* Instruction: An exact copy of every record is needed.

[BEGIN Rows]

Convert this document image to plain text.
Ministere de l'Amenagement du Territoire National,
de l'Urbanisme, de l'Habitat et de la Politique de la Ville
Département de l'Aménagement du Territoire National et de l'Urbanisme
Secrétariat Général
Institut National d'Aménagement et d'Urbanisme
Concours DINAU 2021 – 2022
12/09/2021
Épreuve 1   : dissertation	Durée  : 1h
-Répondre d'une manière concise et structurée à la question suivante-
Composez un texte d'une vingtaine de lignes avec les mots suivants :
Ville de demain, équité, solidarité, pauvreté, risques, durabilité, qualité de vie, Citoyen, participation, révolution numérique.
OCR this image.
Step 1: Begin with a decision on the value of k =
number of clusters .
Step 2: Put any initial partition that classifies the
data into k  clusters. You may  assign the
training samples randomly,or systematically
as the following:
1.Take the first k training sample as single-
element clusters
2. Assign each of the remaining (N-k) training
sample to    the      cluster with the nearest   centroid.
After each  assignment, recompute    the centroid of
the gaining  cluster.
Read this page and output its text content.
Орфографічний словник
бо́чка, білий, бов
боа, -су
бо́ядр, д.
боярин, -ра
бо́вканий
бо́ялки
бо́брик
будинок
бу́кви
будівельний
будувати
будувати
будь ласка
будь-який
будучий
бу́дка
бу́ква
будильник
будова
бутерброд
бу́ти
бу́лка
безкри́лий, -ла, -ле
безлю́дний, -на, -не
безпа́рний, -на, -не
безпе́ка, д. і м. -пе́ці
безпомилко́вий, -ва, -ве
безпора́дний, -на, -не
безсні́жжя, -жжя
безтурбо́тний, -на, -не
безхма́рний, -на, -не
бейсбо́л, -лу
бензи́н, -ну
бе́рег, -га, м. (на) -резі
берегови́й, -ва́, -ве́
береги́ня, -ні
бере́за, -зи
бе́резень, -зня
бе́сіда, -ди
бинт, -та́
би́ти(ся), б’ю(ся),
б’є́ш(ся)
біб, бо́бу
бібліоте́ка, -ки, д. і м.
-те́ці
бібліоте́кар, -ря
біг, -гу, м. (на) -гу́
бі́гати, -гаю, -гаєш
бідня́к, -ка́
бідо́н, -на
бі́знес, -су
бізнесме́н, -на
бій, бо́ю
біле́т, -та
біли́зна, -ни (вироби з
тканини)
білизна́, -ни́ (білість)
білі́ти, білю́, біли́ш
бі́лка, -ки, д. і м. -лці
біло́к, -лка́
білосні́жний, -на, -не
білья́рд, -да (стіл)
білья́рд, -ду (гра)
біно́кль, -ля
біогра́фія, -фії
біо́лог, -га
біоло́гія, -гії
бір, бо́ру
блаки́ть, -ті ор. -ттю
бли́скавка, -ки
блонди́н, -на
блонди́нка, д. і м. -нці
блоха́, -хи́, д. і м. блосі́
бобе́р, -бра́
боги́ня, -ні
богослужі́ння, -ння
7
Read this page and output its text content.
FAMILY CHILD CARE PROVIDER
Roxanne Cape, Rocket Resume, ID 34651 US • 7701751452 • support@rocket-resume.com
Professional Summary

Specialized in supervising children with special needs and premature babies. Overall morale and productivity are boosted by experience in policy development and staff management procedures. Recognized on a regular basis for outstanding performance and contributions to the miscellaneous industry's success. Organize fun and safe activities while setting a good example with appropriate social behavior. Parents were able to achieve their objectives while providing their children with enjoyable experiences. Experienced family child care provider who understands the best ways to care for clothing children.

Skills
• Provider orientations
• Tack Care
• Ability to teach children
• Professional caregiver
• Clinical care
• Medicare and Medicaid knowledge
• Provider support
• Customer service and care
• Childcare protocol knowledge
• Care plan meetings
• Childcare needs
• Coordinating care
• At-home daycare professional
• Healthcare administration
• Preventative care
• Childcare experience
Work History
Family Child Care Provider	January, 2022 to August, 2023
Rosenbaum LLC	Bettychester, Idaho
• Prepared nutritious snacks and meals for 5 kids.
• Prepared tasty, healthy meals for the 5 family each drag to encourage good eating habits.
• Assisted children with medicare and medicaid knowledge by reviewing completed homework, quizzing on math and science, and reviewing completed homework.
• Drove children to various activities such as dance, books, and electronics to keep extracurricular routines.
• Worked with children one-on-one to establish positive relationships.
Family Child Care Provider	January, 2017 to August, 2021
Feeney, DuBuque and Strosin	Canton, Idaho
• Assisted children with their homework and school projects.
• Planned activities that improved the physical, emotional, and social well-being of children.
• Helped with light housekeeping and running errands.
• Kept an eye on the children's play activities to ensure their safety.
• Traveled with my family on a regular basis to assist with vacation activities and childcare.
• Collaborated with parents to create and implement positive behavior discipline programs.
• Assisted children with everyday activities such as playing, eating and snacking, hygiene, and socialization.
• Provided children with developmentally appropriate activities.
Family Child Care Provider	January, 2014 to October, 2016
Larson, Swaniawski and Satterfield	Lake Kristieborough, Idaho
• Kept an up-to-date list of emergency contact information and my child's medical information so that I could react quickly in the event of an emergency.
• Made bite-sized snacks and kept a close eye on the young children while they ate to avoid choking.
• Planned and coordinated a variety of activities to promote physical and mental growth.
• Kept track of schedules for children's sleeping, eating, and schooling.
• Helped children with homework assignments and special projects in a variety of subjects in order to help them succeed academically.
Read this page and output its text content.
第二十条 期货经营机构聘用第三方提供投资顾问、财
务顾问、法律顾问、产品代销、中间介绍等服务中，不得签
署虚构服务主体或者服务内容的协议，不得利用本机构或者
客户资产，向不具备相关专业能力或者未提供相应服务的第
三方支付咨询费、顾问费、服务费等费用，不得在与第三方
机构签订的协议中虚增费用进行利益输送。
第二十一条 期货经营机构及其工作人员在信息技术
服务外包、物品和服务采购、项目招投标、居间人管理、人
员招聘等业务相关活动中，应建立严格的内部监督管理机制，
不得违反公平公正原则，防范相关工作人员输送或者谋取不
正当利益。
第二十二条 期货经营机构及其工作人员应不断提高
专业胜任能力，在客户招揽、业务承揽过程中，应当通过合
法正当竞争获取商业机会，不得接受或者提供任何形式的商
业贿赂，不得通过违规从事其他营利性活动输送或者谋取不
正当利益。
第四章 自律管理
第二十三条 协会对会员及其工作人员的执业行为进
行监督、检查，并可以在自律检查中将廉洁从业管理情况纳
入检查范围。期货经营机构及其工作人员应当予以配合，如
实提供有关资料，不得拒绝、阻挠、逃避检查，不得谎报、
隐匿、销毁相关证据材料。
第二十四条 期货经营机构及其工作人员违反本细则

[END Rows]

* Response to the task:
Convert this document image to plain text.
Ministere de l'Amenagement du Territoire National,
de l'Urbanisme, de l'Habitat et de la Politique de la Ville
Département de l'Aménagement du Territoire National et de l'Urbanisme
Secrétariat Général
Institut National d'Aménagement et d'Urbanisme
Concours DINAU 2021 – 2022
12/09/2021
Épreuve 1   : dissertation	Durée  : 1h
-Répondre d'une manière concise et structurée à la question suivante-
Composez un texte d'une vingtaine de lignes avec les mots suivants :
Ville de demain, équité, solidarité, pauvreté, risques, durabilité, qualité de vie, Citoyen, participation, révolution numérique.
OCR this image.
Step 1: Begin with a decision on the value of k =
number of clusters .
Step 2: Put any initial partition that classifies the
data into k  clusters. You may  assign the
training samples randomly,or systematically
as the following:
1.Take the first k training sample as single-
element clusters
2. Assign each of the remaining (N-k) training
sample to    the      cluster with the nearest   centroid.
After each  assignment, recompute    the centroid of
the gaining  cluster.
Read this page and output its text content.
Орфографічний словник
бо́чка, білий, бов
боа, -су
бо́ядр, д.
боярин, -ра
бо́вканий
бо́ялки
бо́брик
будинок
бу́кви
будівельний
будувати
будувати
будь ласка
будь-який
будучий
бу́дка
бу́ква
будильник
будова
бутерброд
бу́ти
бу́лка
безкри́лий, -ла, -ле
безлю́дний, -на, -не
безпа́рний, -на, -не
безпе́ка, д. і м. -пе́ці
безпомилко́вий, -ва, -ве
безпора́дний, -на, -не
безсні́жжя, -жжя
безтурбо́тний, -на, -не
безхма́рний, -на, -не
бейсбо́л, -лу
бензи́н, -ну
бе́рег, -га, м. (на) -резі
берегови́й, -ва́, -ве́
береги́ня, -ні
бере́за, -зи
бе́резень, -зня
бе́сіда, -ди
бинт, -та́
би́ти(ся), б’ю(ся),
б’є́ш(ся)
біб, бо́бу
бібліоте́ка, -ки, д. і м.
-те́ці
бібліоте́кар, -ря
біг, -гу, м. (на) -гу́
бі́гати, -гаю, -гаєш
бідня́к, -ка́
бідо́н, -на
бі́знес, -су
бізнесме́н, -на
бій, бо́ю
біле́т, -та
біли́зна, -ни (вироби з
тканини)
білизна́, -ни́ (білість)
білі́ти, білю́, біли́ш
бі́лка, -ки, д. і м. -лці
біло́к, -лка́
білосні́жний, -на, -не
білья́рд, -да (стіл)
білья́рд, -ду (гра)
біно́кль, -ля
біогра́фія, -фії
біо́лог, -га
біоло́гія, -гії
бір, бо́ру
блаки́ть, -ті ор. -ттю
бли́скавка, -ки
блонди́н, -на
блонди́нка, д. і м. -нці
блоха́, -хи́, д. і м. блосі́
бобе́р, -бра́
боги́ня, -ні
богослужі́ння, -ння
7
Read this page and output its text content.
FAMILY CHILD CARE PROVIDER
Roxanne Cape, Rocket Resume, ID 34651 US • 7701751452 • support@rocket-resume.com
Professional Summary

Specialized in supervising children with special needs and premature babies. Overall morale and productivity are boosted by experience in policy development and staff management procedures. Recognized on a regular basis for outstanding performance and contributions to the miscellaneous industry's success. Organize fun and safe activities while setting a good example with appropriate social behavior. Parents were able to achieve their objectives while providing their children with enjoyable experiences. Experienced family child care provider who understands the best ways to care for clothing children.

Skills
• Provider orientations
• Tack Care
• Ability to teach children
• Professional caregiver
• Clinical care
• Medicare and Medicaid knowledge
• Provider support
• Customer service and care
• Childcare protocol knowledge
• Care plan meetings
• Childcare needs
• Coordinating care
• At-home daycare professional
• Healthcare administration
• Preventative care
• Childcare experience
Work History
Family Child Care Provider	January, 2022 to August, 2023
Rosenbaum LLC	Bettychester, Idaho
• Prepared nutritious snacks and meals for 5 kids.
• Prepared tasty, healthy meals for the 5 family each drag to encourage good eating habits.
• Assisted children with medicare and medicaid knowledge by reviewing completed homework, quizzing on math and science, and reviewing completed homework.
• Drove children to various activities such as dance, books, and electronics to keep extracurricular routines.
• Worked with children one-on-one to establish positive relationships.
Family Child Care Provider	January, 2017 to August, 2021
Feeney, DuBuque and Strosin	Canton, Idaho
• Assisted children with their homework and school projects.
• Planned activities that improved the physical, emotional, and social well-being of children.
• Helped with light housekeeping and running errands.
• Kept an eye on the children's play activities to ensure their safety.
• Traveled with my family on a regular basis to assist with vacation activities and childcare.
• Collaborated with parents to create and implement positive behavior discipline programs.
• Assisted children with everyday activities such as playing, eating and snacking, hygiene, and socialization.
• Provided children with developmentally appropriate activities.
Family Child Care Provider	January, 2014 to October, 2016
Larson, Swaniawski and Satterfield	Lake Kristieborough, Idaho
• Kept an up-to-date list of emergency contact information and my child's medical information so that I could react quickly in the event of an emergency.
• Made bite-sized snacks and kept a close eye on the young children while they ate to avoid choking.
• Planned and coordinated a variety of activities to promote physical and mental growth.
• Kept track of schedules for children's sleeping, eating, and schooling.
• Helped children with homework assignments and special projects in a variety of subjects in order to help them succeed academically.
Read this page and output its text content.
第二十条 期货经营机构聘用第三方提供投资顾问、财
务顾问、法律顾问、产品代销、中间介绍等服务中，不得签
署虚构服务主体或者服务内容的协议，不得利用本机构或者
客户资产，向不具备相关专业能力或者未提供相应服务的第
三方支付咨询费、顾问费、服务费等费用，不得在与第三方
机构签订的协议中虚增费用进行利益输送。
第二十一条 期货经营机构及其工作人员在信息技术
服务外包、物品和服务采购、项目招投标、居间人管理、人
员招聘等业务相关活动中，应建立严格的内部监督管理机制，
不得违反公平公正原则，防范相关工作人员输送或者谋取不
正当利益。
第二十二条 期货经营机构及其工作人员应不断提高
专业胜任能力，在客户招揽、业务承揽过程中，应当通过合
法正当竞争获取商业机会，不得接受或者提供任何形式的商
业贿赂，不得通过违规从事其他营利性活动输送或者谋取不
正当利益。
第四章 自律管理
第二十三条 协会对会员及其工作人员的执业行为进
行监督、检查，并可以在自律检查中将廉洁从业管理情况纳
入检查范围。期货经营机构及其工作人员应当予以配合，如
实提供有关资料，不得拒绝、阻挠、逃避检查，不得谎报、
隐匿、销毁相关证据材料。
第二十四条 期货经营机构及其工作人员违反本细则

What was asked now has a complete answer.